▶ [Stored entries]
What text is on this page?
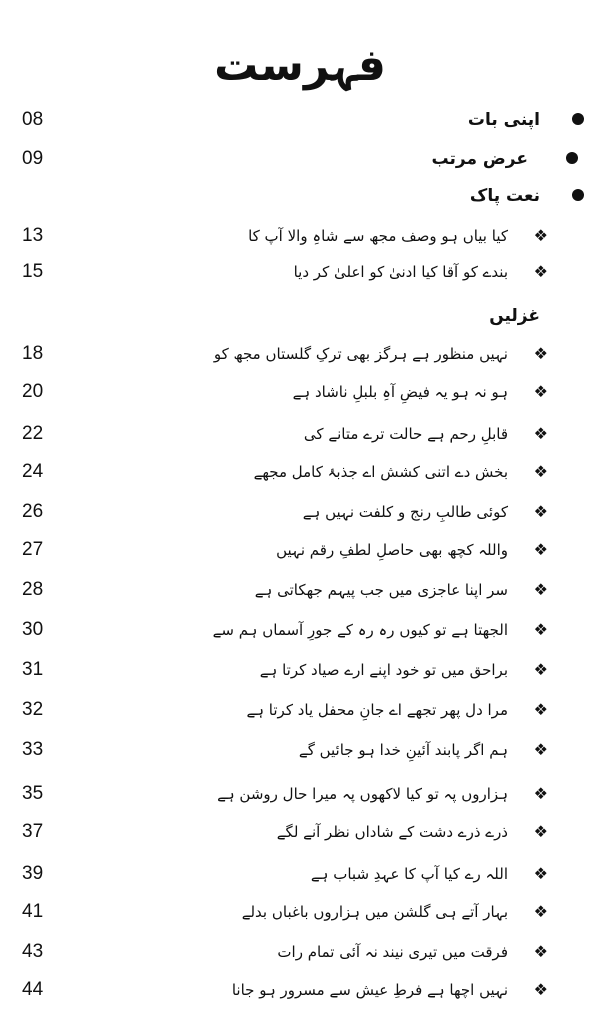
فہرست
08	اپنی بات
09	عرض مرتب
نعت پاک
13	کیا بیاں ہو وصف مجھ سے شاہِ والا آپ کا ❖
15	بندے کو آقا کیا ادنیٰ کو اعلیٰ کر دیا ❖
غزلیں
18	نہیں منظور ہے ہرگز بھی ترکِ گلستاں مجھ کو ❖
20	ہو نہ ہو یہ فیضِ آہِ بلبلِ ناشاد ہے ❖
22	قابلِ رحم ہے حالت ترے متانے کی ❖
24	بخش دے اتنی کشش اے جذبۂ کامل مجھے ❖
26	کوئی طالبِ رنج و کلفت نہیں ہے ❖
27	واللہ کچھ بھی حاصلِ لطفِ رقم نہیں ❖
28	سر اپنا عاجزی میں جب پیہم جھکاتی ہے ❖
30	الجھتا ہے تو کیوں رہ رہ کے جورِ آسماں ہم سے ❖
31	براحق میں تو خود اپنے ارے صیاد کرتا ہے ❖
32	مرا دل پھر تجھے اے جانِ محفل یاد کرتا ہے ❖
33	ہم اگر پابند آئینِ خدا ہو جائیں گے ❖
35	ہزاروں پہ تو کیا لاکھوں پہ میرا حال روشن ہے ❖
37	ذرے ذرے دشت کے شاداں نظر آنے لگے ❖
39	اللہ رے کیا آپ کا عہدِ شباب ہے ❖
41	بہار آتے ہی گلشن میں ہزاروں باغباں بدلے ❖
43	فرقت میں تیری نیند نہ آئی تمام رات ❖
44	نہیں اچھا ہے فرطِ عیش سے مسرور ہو جانا ❖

▶ [PROBLEM REQUIREMENTS] Write out each entry exactly as given, but skip the pictures.

▶ [SOLUTION TO THIS TASK]
What text is on this page?
فہرست
08	اپنی بات
09	عرض مرتب
نعت پاک
13	کیا بیاں ہو وصف مجھ سے شاہِ والا آپ کا ❖
15	بندے کو آقا کیا ادنیٰ کو اعلیٰ کر دیا ❖
غزلیں
18	نہیں منظور ہے ہرگز بھی ترکِ گلستاں مجھ کو ❖
20	ہو نہ ہو یہ فیضِ آہِ بلبلِ ناشاد ہے ❖
22	قابلِ رحم ہے حالت ترے متانے کی ❖
24	بخش دے اتنی کشش اے جذبۂ کامل مجھے ❖
26	کوئی طالبِ رنج و کلفت نہیں ہے ❖
27	واللہ کچھ بھی حاصلِ لطفِ رقم نہیں ❖
28	سر اپنا عاجزی میں جب پیہم جھکاتی ہے ❖
30	الجھتا ہے تو کیوں رہ رہ کے جورِ آسماں ہم سے ❖
31	براحق میں تو خود اپنے ارے صیاد کرتا ہے ❖
32	مرا دل پھر تجھے اے جانِ محفل یاد کرتا ہے ❖
33	ہم اگر پابند آئینِ خدا ہو جائیں گے ❖
35	ہزاروں پہ تو کیا لاکھوں پہ میرا حال روشن ہے ❖
37	ذرے ذرے دشت کے شاداں نظر آنے لگے ❖
39	اللہ رے کیا آپ کا عہدِ شباب ہے ❖
41	بہار آتے ہی گلشن میں ہزاروں باغباں بدلے ❖
43	فرقت میں تیری نیند نہ آئی تمام رات ❖
44	نہیں اچھا ہے فرطِ عیش سے مسرور ہو جانا ❖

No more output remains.